> [What this task involves] Scan the entries below for the word "Intensidad". Copy each line that has it.

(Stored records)
%%

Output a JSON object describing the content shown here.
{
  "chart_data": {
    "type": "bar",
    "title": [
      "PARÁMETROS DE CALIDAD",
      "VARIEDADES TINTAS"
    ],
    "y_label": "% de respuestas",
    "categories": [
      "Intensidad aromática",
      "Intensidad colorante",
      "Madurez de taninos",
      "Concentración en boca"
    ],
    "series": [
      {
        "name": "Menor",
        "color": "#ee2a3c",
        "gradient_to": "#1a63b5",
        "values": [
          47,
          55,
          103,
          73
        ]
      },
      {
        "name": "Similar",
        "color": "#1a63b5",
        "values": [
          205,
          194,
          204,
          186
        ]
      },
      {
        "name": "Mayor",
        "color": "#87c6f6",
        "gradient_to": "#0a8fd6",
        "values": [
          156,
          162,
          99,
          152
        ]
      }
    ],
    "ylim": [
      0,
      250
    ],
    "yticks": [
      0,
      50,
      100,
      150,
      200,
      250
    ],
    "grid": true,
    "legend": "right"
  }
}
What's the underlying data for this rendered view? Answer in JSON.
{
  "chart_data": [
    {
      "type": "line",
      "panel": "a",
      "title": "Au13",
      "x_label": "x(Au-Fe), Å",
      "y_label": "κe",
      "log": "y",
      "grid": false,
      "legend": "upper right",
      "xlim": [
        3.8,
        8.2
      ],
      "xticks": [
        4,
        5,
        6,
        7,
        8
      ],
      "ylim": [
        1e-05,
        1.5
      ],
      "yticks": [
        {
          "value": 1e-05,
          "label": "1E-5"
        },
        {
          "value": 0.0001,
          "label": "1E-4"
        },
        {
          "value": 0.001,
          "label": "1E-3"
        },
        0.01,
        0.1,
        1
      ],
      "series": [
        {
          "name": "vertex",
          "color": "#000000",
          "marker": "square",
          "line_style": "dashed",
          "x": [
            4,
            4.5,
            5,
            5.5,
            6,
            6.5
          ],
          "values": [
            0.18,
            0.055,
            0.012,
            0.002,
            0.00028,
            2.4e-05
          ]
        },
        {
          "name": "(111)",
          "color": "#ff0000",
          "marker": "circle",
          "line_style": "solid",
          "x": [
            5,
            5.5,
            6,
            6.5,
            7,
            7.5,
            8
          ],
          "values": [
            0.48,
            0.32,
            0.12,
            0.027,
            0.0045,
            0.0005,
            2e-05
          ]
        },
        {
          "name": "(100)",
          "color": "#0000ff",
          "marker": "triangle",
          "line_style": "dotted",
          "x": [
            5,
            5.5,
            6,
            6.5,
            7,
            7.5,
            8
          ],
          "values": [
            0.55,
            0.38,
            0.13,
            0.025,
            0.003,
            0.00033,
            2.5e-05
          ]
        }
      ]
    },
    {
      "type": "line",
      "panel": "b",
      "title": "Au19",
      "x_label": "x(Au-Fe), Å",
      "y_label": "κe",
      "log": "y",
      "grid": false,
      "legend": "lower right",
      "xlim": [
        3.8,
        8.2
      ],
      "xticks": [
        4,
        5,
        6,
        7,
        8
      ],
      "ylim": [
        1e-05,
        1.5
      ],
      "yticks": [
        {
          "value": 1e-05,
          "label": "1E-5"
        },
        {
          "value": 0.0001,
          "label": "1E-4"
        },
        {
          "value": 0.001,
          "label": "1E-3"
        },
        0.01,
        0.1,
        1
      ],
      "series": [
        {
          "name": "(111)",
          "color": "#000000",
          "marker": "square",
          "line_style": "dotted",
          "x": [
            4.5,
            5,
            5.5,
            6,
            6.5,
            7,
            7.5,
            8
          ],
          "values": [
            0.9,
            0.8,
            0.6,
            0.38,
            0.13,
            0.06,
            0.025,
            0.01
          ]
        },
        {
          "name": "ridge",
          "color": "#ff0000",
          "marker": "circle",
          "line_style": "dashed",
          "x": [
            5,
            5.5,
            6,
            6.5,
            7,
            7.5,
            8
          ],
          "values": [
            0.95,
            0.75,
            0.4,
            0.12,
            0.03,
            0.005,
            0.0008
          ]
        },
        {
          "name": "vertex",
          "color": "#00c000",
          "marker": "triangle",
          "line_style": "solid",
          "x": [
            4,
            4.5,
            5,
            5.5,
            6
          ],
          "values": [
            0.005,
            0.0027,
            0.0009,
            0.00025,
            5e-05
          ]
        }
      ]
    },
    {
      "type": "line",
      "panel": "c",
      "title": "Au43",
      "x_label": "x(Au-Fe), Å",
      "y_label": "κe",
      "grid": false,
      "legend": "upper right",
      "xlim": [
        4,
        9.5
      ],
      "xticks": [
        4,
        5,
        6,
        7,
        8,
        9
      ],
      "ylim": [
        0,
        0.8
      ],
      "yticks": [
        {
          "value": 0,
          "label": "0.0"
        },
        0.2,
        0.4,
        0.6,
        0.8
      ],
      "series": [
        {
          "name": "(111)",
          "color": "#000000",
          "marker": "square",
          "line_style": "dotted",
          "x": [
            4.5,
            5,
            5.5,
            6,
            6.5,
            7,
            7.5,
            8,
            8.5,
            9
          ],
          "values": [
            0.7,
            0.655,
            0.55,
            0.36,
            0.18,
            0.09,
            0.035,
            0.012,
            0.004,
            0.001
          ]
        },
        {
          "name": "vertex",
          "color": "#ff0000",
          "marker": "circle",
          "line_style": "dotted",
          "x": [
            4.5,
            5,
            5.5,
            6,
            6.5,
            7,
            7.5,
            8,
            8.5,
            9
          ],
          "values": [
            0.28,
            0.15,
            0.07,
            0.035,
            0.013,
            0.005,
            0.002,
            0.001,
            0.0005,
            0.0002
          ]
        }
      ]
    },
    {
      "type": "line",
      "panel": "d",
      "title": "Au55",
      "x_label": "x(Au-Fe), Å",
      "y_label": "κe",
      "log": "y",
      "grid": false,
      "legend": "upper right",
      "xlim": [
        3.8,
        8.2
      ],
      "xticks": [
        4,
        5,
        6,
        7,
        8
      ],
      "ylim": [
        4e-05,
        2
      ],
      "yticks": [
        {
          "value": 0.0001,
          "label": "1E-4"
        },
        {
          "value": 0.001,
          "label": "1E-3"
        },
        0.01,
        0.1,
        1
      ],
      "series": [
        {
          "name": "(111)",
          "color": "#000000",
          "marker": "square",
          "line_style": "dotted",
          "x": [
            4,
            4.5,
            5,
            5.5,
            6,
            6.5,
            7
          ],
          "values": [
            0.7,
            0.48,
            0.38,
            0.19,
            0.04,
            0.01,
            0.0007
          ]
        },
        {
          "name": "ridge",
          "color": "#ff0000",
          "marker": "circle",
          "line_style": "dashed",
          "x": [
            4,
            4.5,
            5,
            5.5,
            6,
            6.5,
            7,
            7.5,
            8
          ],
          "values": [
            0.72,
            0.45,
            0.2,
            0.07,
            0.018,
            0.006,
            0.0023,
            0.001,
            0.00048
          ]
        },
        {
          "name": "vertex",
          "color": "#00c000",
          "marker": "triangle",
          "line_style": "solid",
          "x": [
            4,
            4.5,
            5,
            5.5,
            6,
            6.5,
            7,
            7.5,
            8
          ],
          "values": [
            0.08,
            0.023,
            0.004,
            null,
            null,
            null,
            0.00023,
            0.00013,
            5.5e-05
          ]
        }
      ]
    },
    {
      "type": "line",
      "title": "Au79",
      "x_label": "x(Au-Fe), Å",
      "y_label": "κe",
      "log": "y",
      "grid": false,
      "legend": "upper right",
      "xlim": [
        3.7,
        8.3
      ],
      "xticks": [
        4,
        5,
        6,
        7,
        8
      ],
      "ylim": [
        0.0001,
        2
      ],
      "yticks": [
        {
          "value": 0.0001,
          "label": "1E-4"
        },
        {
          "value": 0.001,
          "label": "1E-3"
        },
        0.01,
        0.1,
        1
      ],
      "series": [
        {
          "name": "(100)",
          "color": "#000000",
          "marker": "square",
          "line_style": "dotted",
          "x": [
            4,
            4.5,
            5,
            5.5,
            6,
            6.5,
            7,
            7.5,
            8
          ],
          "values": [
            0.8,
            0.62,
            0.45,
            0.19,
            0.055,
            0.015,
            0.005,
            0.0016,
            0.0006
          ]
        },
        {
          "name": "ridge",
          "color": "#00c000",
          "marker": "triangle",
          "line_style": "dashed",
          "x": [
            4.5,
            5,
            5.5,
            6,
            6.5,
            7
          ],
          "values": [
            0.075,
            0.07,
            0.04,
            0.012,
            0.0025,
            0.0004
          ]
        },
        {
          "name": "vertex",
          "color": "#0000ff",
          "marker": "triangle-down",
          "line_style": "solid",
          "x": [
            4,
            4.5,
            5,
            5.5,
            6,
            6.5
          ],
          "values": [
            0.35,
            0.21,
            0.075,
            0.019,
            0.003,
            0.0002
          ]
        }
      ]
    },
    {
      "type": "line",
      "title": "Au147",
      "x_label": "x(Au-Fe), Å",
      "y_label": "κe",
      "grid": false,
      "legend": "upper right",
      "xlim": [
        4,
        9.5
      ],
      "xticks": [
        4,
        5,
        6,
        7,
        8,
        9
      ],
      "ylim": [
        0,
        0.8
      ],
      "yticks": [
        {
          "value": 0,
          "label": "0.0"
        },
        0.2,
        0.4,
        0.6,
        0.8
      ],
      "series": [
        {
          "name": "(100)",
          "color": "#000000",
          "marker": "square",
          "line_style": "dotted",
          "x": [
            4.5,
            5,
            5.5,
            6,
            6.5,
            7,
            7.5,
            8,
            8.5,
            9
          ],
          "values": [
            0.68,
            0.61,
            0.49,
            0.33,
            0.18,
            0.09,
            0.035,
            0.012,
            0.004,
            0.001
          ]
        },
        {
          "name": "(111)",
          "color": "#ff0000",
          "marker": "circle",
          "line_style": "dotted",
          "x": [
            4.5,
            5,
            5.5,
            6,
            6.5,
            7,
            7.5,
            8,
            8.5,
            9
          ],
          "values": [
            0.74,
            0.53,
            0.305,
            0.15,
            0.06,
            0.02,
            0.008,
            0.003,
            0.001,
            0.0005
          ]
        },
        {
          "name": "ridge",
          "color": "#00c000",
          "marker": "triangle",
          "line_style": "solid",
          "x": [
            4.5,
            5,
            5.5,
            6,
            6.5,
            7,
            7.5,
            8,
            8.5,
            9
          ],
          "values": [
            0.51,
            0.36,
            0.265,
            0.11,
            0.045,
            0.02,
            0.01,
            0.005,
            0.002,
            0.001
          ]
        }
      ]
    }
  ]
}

%%

> [Result of this task]
      "Intensidad aromática",
      "Intensidad colorante",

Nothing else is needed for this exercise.